Texte fourni -
+ + + + + + +
L’exercice est fascinant. Guillaume Bailliart réalise un véritable numéro d’équilibriste qu’il interprète les yeux fermés pendant la quasi intégralité de la pièce. Sera-t-il vraiment capable de jouer seul ce pour quoi dix personnes sont normalement nécessaires ? La réponse est oui, mais avec une légère réserve. Le jeu est quelque peu caricatural, cabotin d’un côté, unique de l’autre. La plupart des personnages se ressemblent et n’ont pas tous l’honneur d’être bien définis. Mme Pernelle, Tartuffe ou Orgon ont la chance d’avoir une voix, une gestuelle ou une expression qui leur sont propres et les rendent directement identifiables, là où d’autres sont réduits au statut de noms sur le sol. Cependant, cela sied bien à la pièce car c’est ce qui permet son existence même. Le jeu rapide et esquissé des autres personnages permet d’avoir les informations nécessaires à la compréhension de l’intrigue tout en ayant suffisamment de clarté pour suivre les relations entre les différents personnages. De plus, peut-on exiger d’un acteur qu’il démontre le même niveau de subtilité sur l’ensemble des personnages qu’il incarne alors qu’il fait le travail de toute une troupe ? L’intérêt est ailleurs, dans la recherche de ce que peut faire un être humain sur scène. On ne vient pas voir Tartuffe, on vient voir Guillaume Bailliart jouer Tartuffe. On vient pour être impressionné par l’exploit et l’on ne peut que le saluer.
Cependant, la performance n’ajoute rien au texte. L’histoire change grâce à une coupe dans le texte et fait de Tartuffe le vainqueur de cette mise en scène, mais l’interprète unique n’apporte pas de nouvelles lectures sur des potentiels rapprochements entre les personnages. A l’exception d’un magnifique « je me parle à moi-même » qui frappe par son évidente ironie, la pièce de Molière ne subit aucun changement dans la vision que l’on porte sur elle, probablement car la performance s’arrête juste avant le sens : on assiste à une répétition du texte, première étape de travail qui ici en est la finalité. Le même traitement pourrait être réservé à n’importe quelle pièce classique et le résultat ne changerait pas : une performance d’acteur fantastique qui ne dit en soi rien de nouveau sur une pièce. Le texte est mis au service du spectacle sans être commenté. A l’inverse de Phèdre ! de François Gremaud, où Romain Daroles racontait la tragédie de Racine, le spectacle n’exprime pas son amour du texte mais plutôt sa technicité. C’est impressionnant pour Guillaume Bailliart, dommage pour Molière.
24 mars 2022
Par Antoine Klotz
Aveuglément tartuffié
24 mars 2022
Par Mélanie Carrel
Mercredi dernier, dans le Pavillon du Théâtre de Vidy, le public a redécouvert le Tartuffe de Molière à travers un seul en scène virtuose de Guillaume Bailliart. Projeté dans un dispositif théâtral rudimentaire, le texte s’est emparé du plateau et s’est révélé dans tout son potentiel tragi-comique. Une adaptation audacieuse dont l’hypocrite Tartuffe sort exceptionnellement vainqueur.
+ + + + + + +
Données sources -
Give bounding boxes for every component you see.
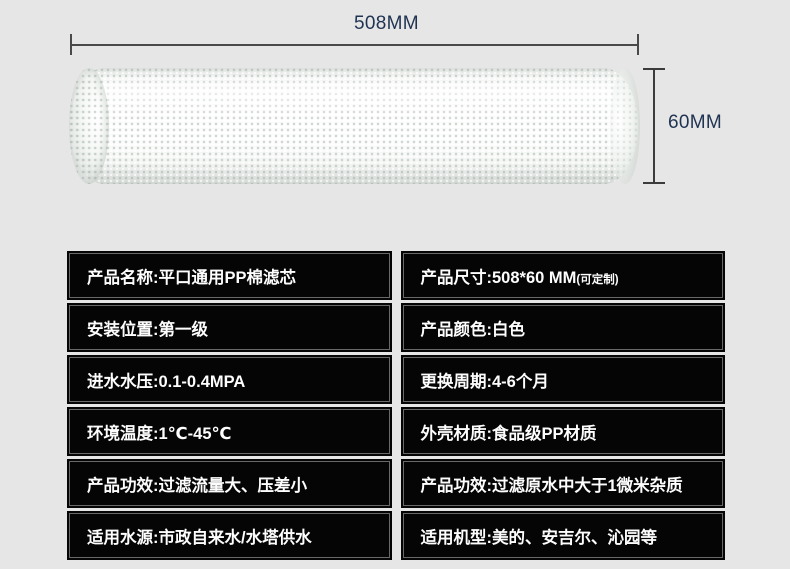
+ + + + + + +
Consigne A -
Répondez à ces questions d'après le texte fourni sur le Tartuffe de Guillaume Bailliart :
(i) Combien de personnes faut-il normalement pour jouer la pièce ?
(ii) Quelle réplique est qualifiée de magnifique en raison de son ironie ?
(iii) Dans quel lieu le public a-t-il redécouvert le Tartuffe mercredi dernier ?
Consigne B - Rédigez la suite du texte fourni sur le Tartuffe de Guillaume Bailliart, à partir de sa dernière phrase.

Réponse attendue A -
(i) Dix personnes.
(ii) « je me parle à moi-même ».
(iii) Dans le Pavillon du Théâtre de Vidy.

Réponse attendue B -
Tartuffe est certainement l’une des pièces les plus jouées de Molière. Les planches des théâtres ont maintes fois porté l’histoire du bourgeois Orgon qui se fait ensorceler par le faux dévot Tartuffe. Maintes fois elles ont vu le pauvre homme céder aveuglément aux moindres désirs de l’hypocrite manipulateur jusqu’à perdre sa fortune, sa maison et son honneur. Mais rarement ont elles accueilli, sur un plateau dénudé, un comédien donnant, à lui seul, vie à tous les personnages.
Au centre du plateau, une table recouverte d’extraits de textes. Sur le sol, les noms des personnages tracés au scotch blanc. Un plein feu. Un comédien en habits bruns, quotidiens, faisant les cent pas à l’arrière-scène en attendant que le spectacle commence. Petit dispositif pour grand texte. Mais le grand théâtre nécessite-t-il vraiment un grand dispositif ? Ne suffit-il pas qu’un homme traverse un espace (presque) vide pendant qu’un autre le regarde pour que l’acte théâtral soit amorcé ?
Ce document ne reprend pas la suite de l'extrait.